### What the task asks
Output every line exactly as written. Leave out pictures.

### Items
◇ ◇ ◇ ◇
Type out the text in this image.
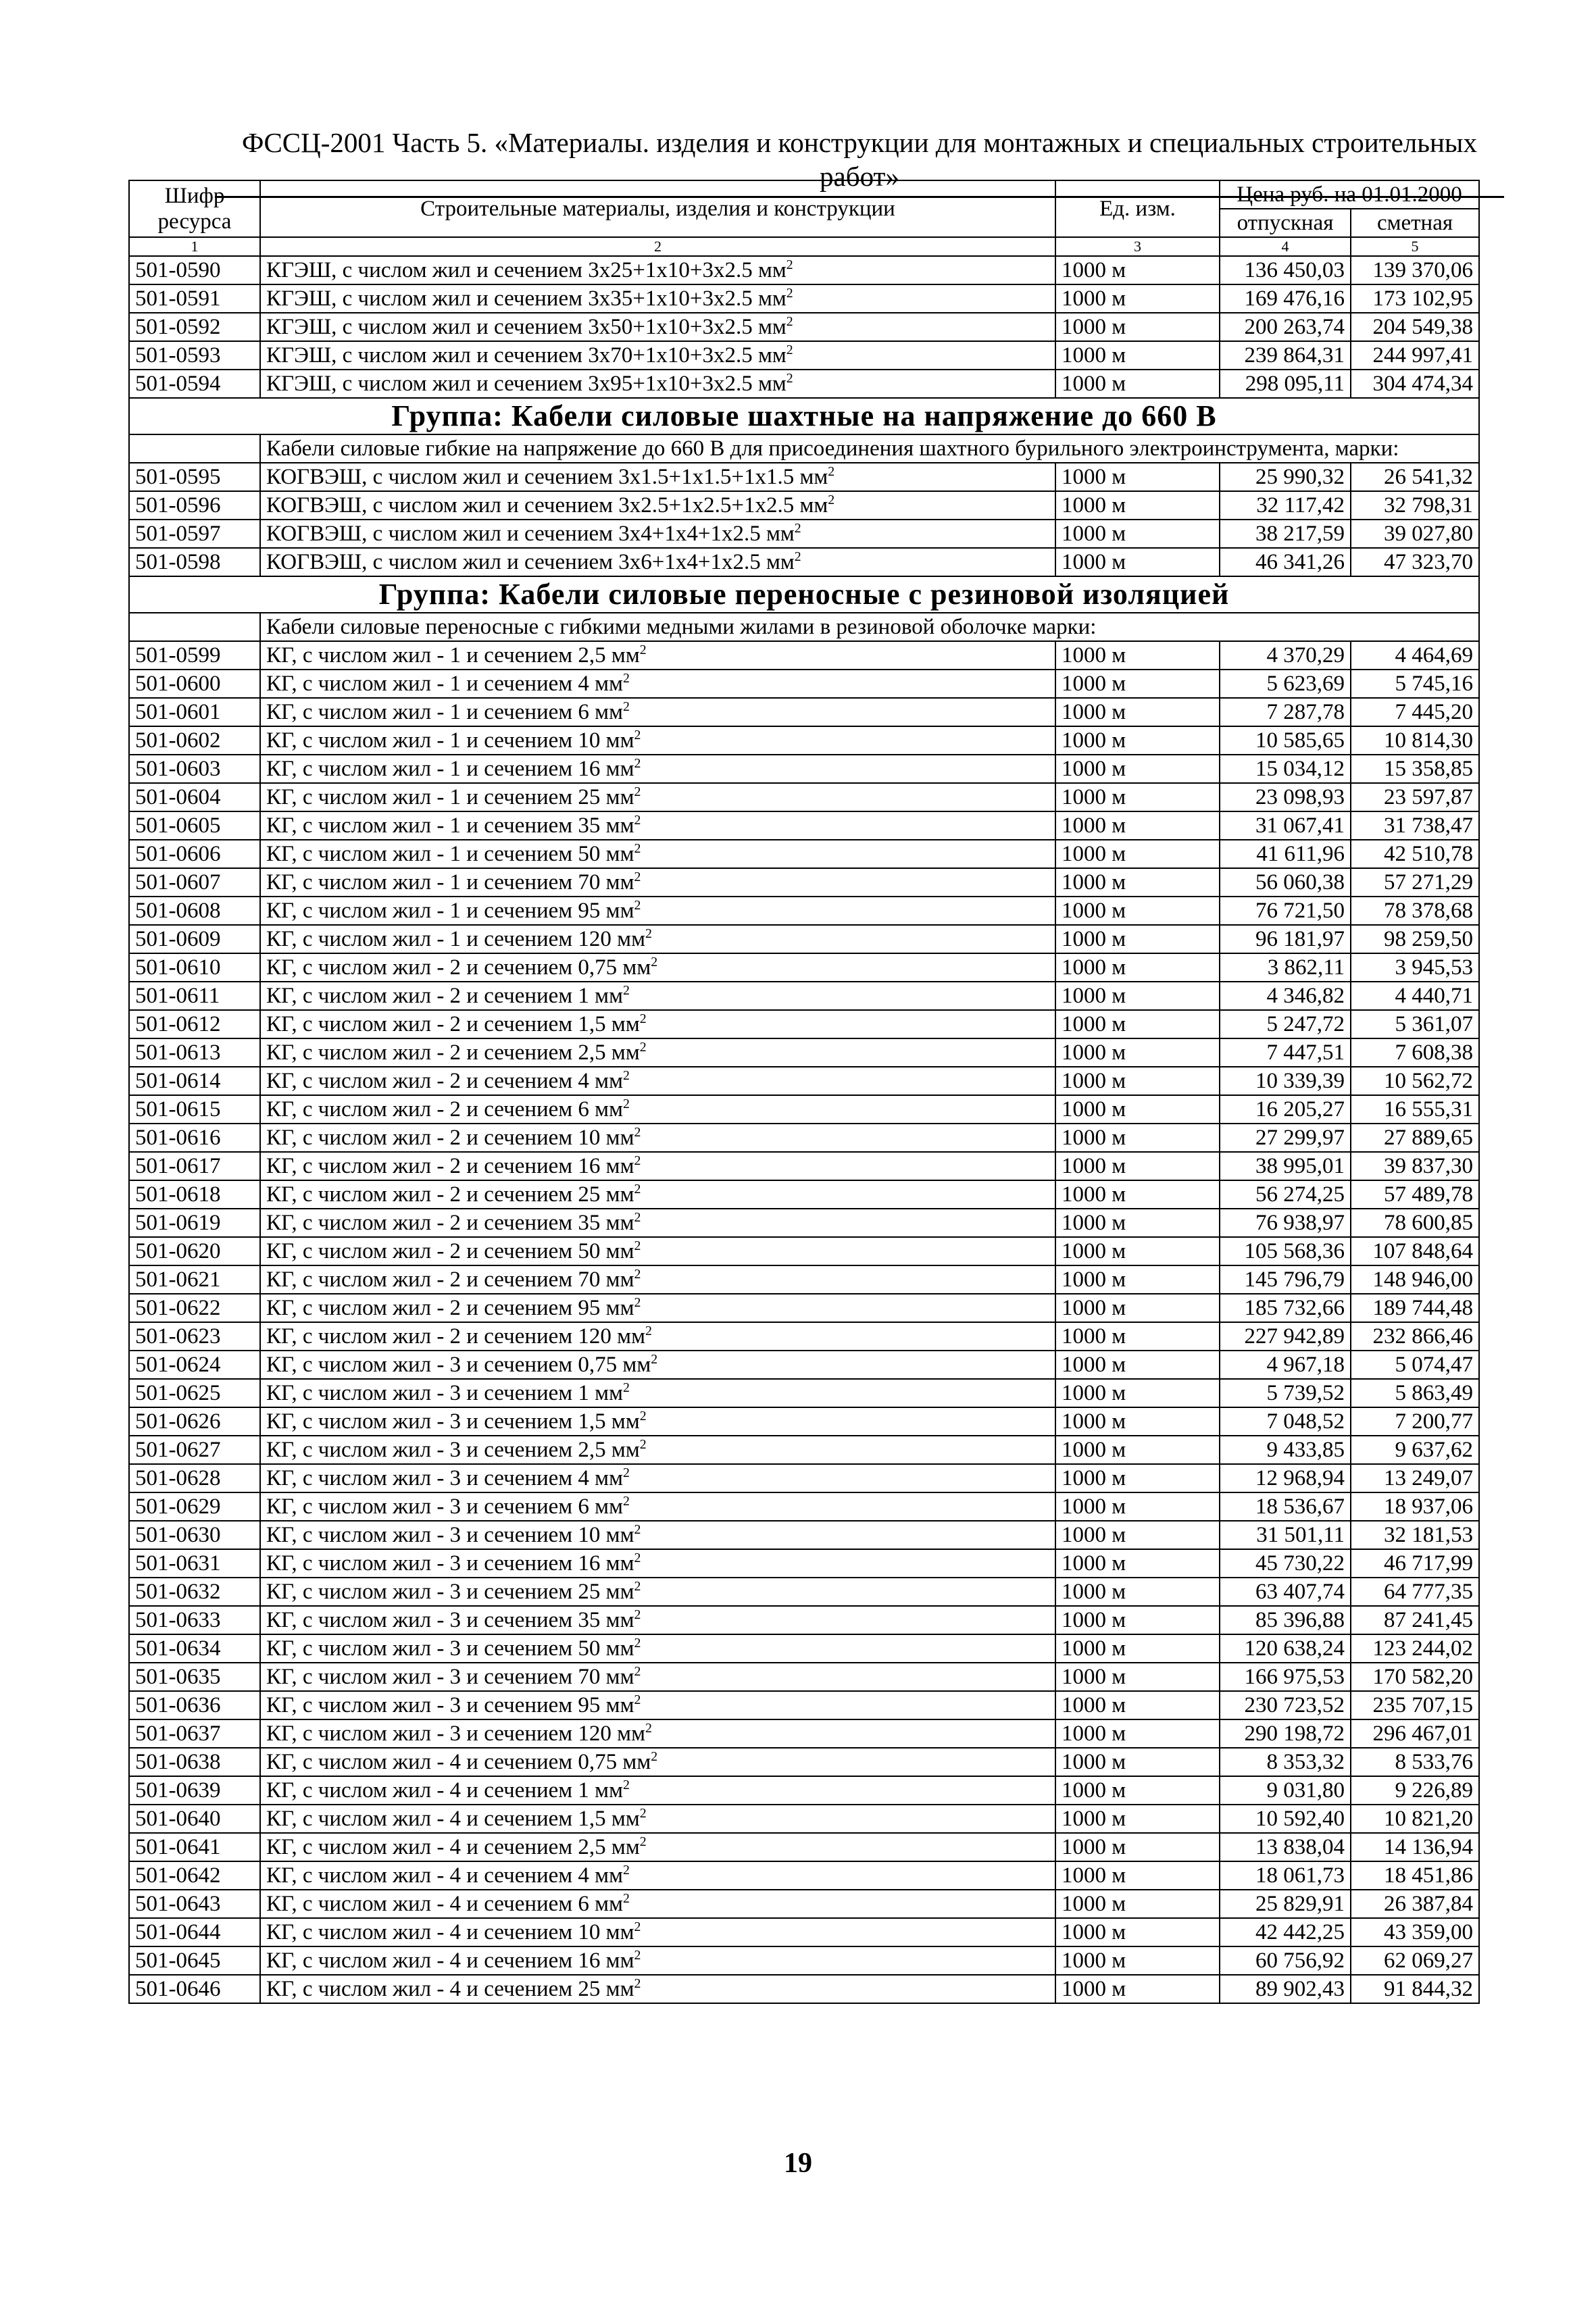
ФССЦ-2001 Часть 5. «Материалы. изделия и конструкции для монтажных и специальных строительных работ»
Шифр ресурса	Строительные материалы, изделия и конструкции	Ед. изм.	Цена руб. на 01.01.2000	
			отпускная	сметная
1	2	3	4	5
501-0590	КГЭШ, с числом жил и сечением 3х25+1х10+3х2.5 $мм^2$	1000 м	136 450,03	139 370,06
501-0591	КГЭШ, с числом жил и сечением 3х35+1х10+3х2.5 $мм^2$	1000 м	169 476,16	173 102,95
501-0592	КГЭШ, с числом жил и сечением 3х50+1х10+3х2.5 $мм^2$	1000 м	200 263,74	204 549,38
501-0593	КГЭШ, с числом жил и сечением 3х70+1х10+3х2.5 $мм^2$	1000 м	239 864,31	244 997,41
501-0594	КГЭШ, с числом жил и сечением 3х95+1х10+3х2.5 $мм^2$	1000 м	298 095,11	304 474,34
Группа: Кабели силовые шахтные на напряжение до 660 В				
	Кабели силовые гибкие на напряжение до 660 В для присоединения шахтного бурильного электроинструмента, марки:			
501-0595	КОГВЭШ, с числом жил и сечением 3х1.5+1х1.5+1х1.5 $мм^2$	1000 м	25 990,32	26 541,32
501-0596	КОГВЭШ, с числом жил и сечением 3х2.5+1х2.5+1х2.5 $мм^2$	1000 м	32 117,42	32 798,31
501-0597	КОГВЭШ, с числом жил и сечением 3х4+1х4+1х2.5 $мм^2$	1000 м	38 217,59	39 027,80
501-0598	КОГВЭШ, с числом жил и сечением 3х6+1х4+1х2.5 $мм^2$	1000 м	46 341,26	47 323,70
Группа: Кабели силовые переносные с резиновой изоляцией				
	Кабели силовые переносные с гибкими медными жилами в резиновой оболочке марки:			
501-0599	КГ, с числом жил - 1 и сечением 2,5 $мм^2$	1000 м	4 370,29	4 464,69
501-0600	КГ, с числом жил - 1 и сечением 4 $мм^2$	1000 м	5 623,69	5 745,16
501-0601	КГ, с числом жил - 1 и сечением 6 $мм^2$	1000 м	7 287,78	7 445,20
501-0602	КГ, с числом жил - 1 и сечением 10 $мм^2$	1000 м	10 585,65	10 814,30
501-0603	КГ, с числом жил - 1 и сечением 16 $мм^2$	1000 м	15 034,12	15 358,85
501-0604	КГ, с числом жил - 1 и сечением 25 $мм^2$	1000 м	23 098,93	23 597,87
501-0605	КГ, с числом жил - 1 и сечением 35 $мм^2$	1000 м	31 067,41	31 738,47
501-0606	КГ, с числом жил - 1 и сечением 50 $мм^2$	1000 м	41 611,96	42 510,78
501-0607	КГ, с числом жил - 1 и сечением 70 $мм^2$	1000 м	56 060,38	57 271,29
501-0608	КГ, с числом жил - 1 и сечением 95 $мм^2$	1000 м	76 721,50	78 378,68
501-0609	КГ, с числом жил - 1 и сечением 120 $мм^2$	1000 м	96 181,97	98 259,50
501-0610	КГ, с числом жил - 2 и сечением 0,75 $мм^2$	1000 м	3 862,11	3 945,53
501-0611	КГ, с числом жил - 2 и сечением 1 $мм^2$	1000 м	4 346,82	4 440,71
501-0612	КГ, с числом жил - 2 и сечением 1,5 $мм^2$	1000 м	5 247,72	5 361,07
501-0613	КГ, с числом жил - 2 и сечением 2,5 $мм^2$	1000 м	7 447,51	7 608,38
501-0614	КГ, с числом жил - 2 и сечением 4 $мм^2$	1000 м	10 339,39	10 562,72
501-0615	КГ, с числом жил - 2 и сечением 6 $мм^2$	1000 м	16 205,27	16 555,31
501-0616	КГ, с числом жил - 2 и сечением 10 $мм^2$	1000 м	27 299,97	27 889,65
501-0617	КГ, с числом жил - 2 и сечением 16 $мм^2$	1000 м	38 995,01	39 837,30
501-0618	КГ, с числом жил - 2 и сечением 25 $мм^2$	1000 м	56 274,25	57 489,78
501-0619	КГ, с числом жил - 2 и сечением 35 $мм^2$	1000 м	76 938,97	78 600,85
501-0620	КГ, с числом жил - 2 и сечением 50 $мм^2$	1000 м	105 568,36	107 848,64
501-0621	КГ, с числом жил - 2 и сечением 70 $мм^2$	1000 м	145 796,79	148 946,00
501-0622	КГ, с числом жил - 2 и сечением 95 $мм^2$	1000 м	185 732,66	189 744,48
501-0623	КГ, с числом жил - 2 и сечением 120 $мм^2$	1000 м	227 942,89	232 866,46
501-0624	КГ, с числом жил - 3 и сечением 0,75 $мм^2$	1000 м	4 967,18	5 074,47
501-0625	КГ, с числом жил - 3 и сечением 1 $мм^2$	1000 м	5 739,52	5 863,49
501-0626	КГ, с числом жил - 3 и сечением 1,5 $мм^2$	1000 м	7 048,52	7 200,77
501-0627	КГ, с числом жил - 3 и сечением 2,5 $мм^2$	1000 м	9 433,85	9 637,62
501-0628	КГ, с числом жил - 3 и сечением 4 $мм^2$	1000 м	12 968,94	13 249,07
501-0629	КГ, с числом жил - 3 и сечением 6 $мм^2$	1000 м	18 536,67	18 937,06
501-0630	КГ, с числом жил - 3 и сечением 10 $мм^2$	1000 м	31 501,11	32 181,53
501-0631	КГ, с числом жил - 3 и сечением 16 $мм^2$	1000 м	45 730,22	46 717,99
501-0632	КГ, с числом жил - 3 и сечением 25 $мм^2$	1000 м	63 407,74	64 777,35
501-0633	КГ, с числом жил - 3 и сечением 35 $мм^2$	1000 м	85 396,88	87 241,45
501-0634	КГ, с числом жил - 3 и сечением 50 $мм^2$	1000 м	120 638,24	123 244,02
501-0635	КГ, с числом жил - 3 и сечением 70 $мм^2$	1000 м	166 975,53	170 582,20
501-0636	КГ, с числом жил - 3 и сечением 95 $мм^2$	1000 м	230 723,52	235 707,15
501-0637	КГ, с числом жил - 3 и сечением 120 $мм^2$	1000 м	290 198,72	296 467,01
501-0638	КГ, с числом жил - 4 и сечением 0,75 $мм^2$	1000 м	8 353,32	8 533,76
501-0639	КГ, с числом жил - 4 и сечением 1 $мм^2$	1000 м	9 031,80	9 226,89
501-0640	КГ, с числом жил - 4 и сечением 1,5 $мм^2$	1000 м	10 592,40	10 821,20
501-0641	КГ, с числом жил - 4 и сечением 2,5 $мм^2$	1000 м	13 838,04	14 136,94
501-0642	КГ, с числом жил - 4 и сечением 4 $мм^2$	1000 м	18 061,73	18 451,86
501-0643	КГ, с числом жил - 4 и сечением 6 $мм^2$	1000 м	25 829,91	26 387,84
501-0644	КГ, с числом жил - 4 и сечением 10 $мм^2$	1000 м	42 442,25	43 359,00
501-0645	КГ, с числом жил - 4 и сечением 16 $мм^2$	1000 м	60 756,92	62 069,27
501-0646	КГ, с числом жил - 4 и сечением 25 $мм^2$	1000 м	89 902,43	91 844,32
19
◇ ◇ ◇ ◇
### Response to this exercise
Type out the text in this image.
ФССЦ-2001 Часть 5. «Материалы. изделия и конструкции для монтажных и специальных строительных работ»
Шифр ресурса	Строительные материалы, изделия и конструкции	Ед. изм.	Цена руб. на 01.01.2000	
			отпускная	сметная
1	2	3	4	5
501-0590	КГЭШ, с числом жил и сечением 3х25+1х10+3х2.5 $мм^2$	1000 м	136 450,03	139 370,06
501-0591	КГЭШ, с числом жил и сечением 3х35+1х10+3х2.5 $мм^2$	1000 м	169 476,16	173 102,95
501-0592	КГЭШ, с числом жил и сечением 3х50+1х10+3х2.5 $мм^2$	1000 м	200 263,74	204 549,38
501-0593	КГЭШ, с числом жил и сечением 3х70+1х10+3х2.5 $мм^2$	1000 м	239 864,31	244 997,41
501-0594	КГЭШ, с числом жил и сечением 3х95+1х10+3х2.5 $мм^2$	1000 м	298 095,11	304 474,34
Группа: Кабели силовые шахтные на напряжение до 660 В				
	Кабели силовые гибкие на напряжение до 660 В для присоединения шахтного бурильного электроинструмента, марки:			
501-0595	КОГВЭШ, с числом жил и сечением 3х1.5+1х1.5+1х1.5 $мм^2$	1000 м	25 990,32	26 541,32
501-0596	КОГВЭШ, с числом жил и сечением 3х2.5+1х2.5+1х2.5 $мм^2$	1000 м	32 117,42	32 798,31
501-0597	КОГВЭШ, с числом жил и сечением 3х4+1х4+1х2.5 $мм^2$	1000 м	38 217,59	39 027,80
501-0598	КОГВЭШ, с числом жил и сечением 3х6+1х4+1х2.5 $мм^2$	1000 м	46 341,26	47 323,70
Группа: Кабели силовые переносные с резиновой изоляцией				
	Кабели силовые переносные с гибкими медными жилами в резиновой оболочке марки:			
501-0599	КГ, с числом жил - 1 и сечением 2,5 $мм^2$	1000 м	4 370,29	4 464,69
501-0600	КГ, с числом жил - 1 и сечением 4 $мм^2$	1000 м	5 623,69	5 745,16
501-0601	КГ, с числом жил - 1 и сечением 6 $мм^2$	1000 м	7 287,78	7 445,20
501-0602	КГ, с числом жил - 1 и сечением 10 $мм^2$	1000 м	10 585,65	10 814,30
501-0603	КГ, с числом жил - 1 и сечением 16 $мм^2$	1000 м	15 034,12	15 358,85
501-0604	КГ, с числом жил - 1 и сечением 25 $мм^2$	1000 м	23 098,93	23 597,87
501-0605	КГ, с числом жил - 1 и сечением 35 $мм^2$	1000 м	31 067,41	31 738,47
501-0606	КГ, с числом жил - 1 и сечением 50 $мм^2$	1000 м	41 611,96	42 510,78
501-0607	КГ, с числом жил - 1 и сечением 70 $мм^2$	1000 м	56 060,38	57 271,29
501-0608	КГ, с числом жил - 1 и сечением 95 $мм^2$	1000 м	76 721,50	78 378,68
501-0609	КГ, с числом жил - 1 и сечением 120 $мм^2$	1000 м	96 181,97	98 259,50
501-0610	КГ, с числом жил - 2 и сечением 0,75 $мм^2$	1000 м	3 862,11	3 945,53
501-0611	КГ, с числом жил - 2 и сечением 1 $мм^2$	1000 м	4 346,82	4 440,71
501-0612	КГ, с числом жил - 2 и сечением 1,5 $мм^2$	1000 м	5 247,72	5 361,07
501-0613	КГ, с числом жил - 2 и сечением 2,5 $мм^2$	1000 м	7 447,51	7 608,38
501-0614	КГ, с числом жил - 2 и сечением 4 $мм^2$	1000 м	10 339,39	10 562,72
501-0615	КГ, с числом жил - 2 и сечением 6 $мм^2$	1000 м	16 205,27	16 555,31
501-0616	КГ, с числом жил - 2 и сечением 10 $мм^2$	1000 м	27 299,97	27 889,65
501-0617	КГ, с числом жил - 2 и сечением 16 $мм^2$	1000 м	38 995,01	39 837,30
501-0618	КГ, с числом жил - 2 и сечением 25 $мм^2$	1000 м	56 274,25	57 489,78
501-0619	КГ, с числом жил - 2 и сечением 35 $мм^2$	1000 м	76 938,97	78 600,85
501-0620	КГ, с числом жил - 2 и сечением 50 $мм^2$	1000 м	105 568,36	107 848,64
501-0621	КГ, с числом жил - 2 и сечением 70 $мм^2$	1000 м	145 796,79	148 946,00
501-0622	КГ, с числом жил - 2 и сечением 95 $мм^2$	1000 м	185 732,66	189 744,48
501-0623	КГ, с числом жил - 2 и сечением 120 $мм^2$	1000 м	227 942,89	232 866,46
501-0624	КГ, с числом жил - 3 и сечением 0,75 $мм^2$	1000 м	4 967,18	5 074,47
501-0625	КГ, с числом жил - 3 и сечением 1 $мм^2$	1000 м	5 739,52	5 863,49
501-0626	КГ, с числом жил - 3 и сечением 1,5 $мм^2$	1000 м	7 048,52	7 200,77
501-0627	КГ, с числом жил - 3 и сечением 2,5 $мм^2$	1000 м	9 433,85	9 637,62
501-0628	КГ, с числом жил - 3 и сечением 4 $мм^2$	1000 м	12 968,94	13 249,07
501-0629	КГ, с числом жил - 3 и сечением 6 $мм^2$	1000 м	18 536,67	18 937,06
501-0630	КГ, с числом жил - 3 и сечением 10 $мм^2$	1000 м	31 501,11	32 181,53
501-0631	КГ, с числом жил - 3 и сечением 16 $мм^2$	1000 м	45 730,22	46 717,99
501-0632	КГ, с числом жил - 3 и сечением 25 $мм^2$	1000 м	63 407,74	64 777,35
501-0633	КГ, с числом жил - 3 и сечением 35 $мм^2$	1000 м	85 396,88	87 241,45
501-0634	КГ, с числом жил - 3 и сечением 50 $мм^2$	1000 м	120 638,24	123 244,02
501-0635	КГ, с числом жил - 3 и сечением 70 $мм^2$	1000 м	166 975,53	170 582,20
501-0636	КГ, с числом жил - 3 и сечением 95 $мм^2$	1000 м	230 723,52	235 707,15
501-0637	КГ, с числом жил - 3 и сечением 120 $мм^2$	1000 м	290 198,72	296 467,01
501-0638	КГ, с числом жил - 4 и сечением 0,75 $мм^2$	1000 м	8 353,32	8 533,76
501-0639	КГ, с числом жил - 4 и сечением 1 $мм^2$	1000 м	9 031,80	9 226,89
501-0640	КГ, с числом жил - 4 и сечением 1,5 $мм^2$	1000 м	10 592,40	10 821,20
501-0641	КГ, с числом жил - 4 и сечением 2,5 $мм^2$	1000 м	13 838,04	14 136,94
501-0642	КГ, с числом жил - 4 и сечением 4 $мм^2$	1000 м	18 061,73	18 451,86
501-0643	КГ, с числом жил - 4 и сечением 6 $мм^2$	1000 м	25 829,91	26 387,84
501-0644	КГ, с числом жил - 4 и сечением 10 $мм^2$	1000 м	42 442,25	43 359,00
501-0645	КГ, с числом жил - 4 и сечением 16 $мм^2$	1000 м	60 756,92	62 069,27
501-0646	КГ, с числом жил - 4 и сечением 25 $мм^2$	1000 м	89 902,43	91 844,32
19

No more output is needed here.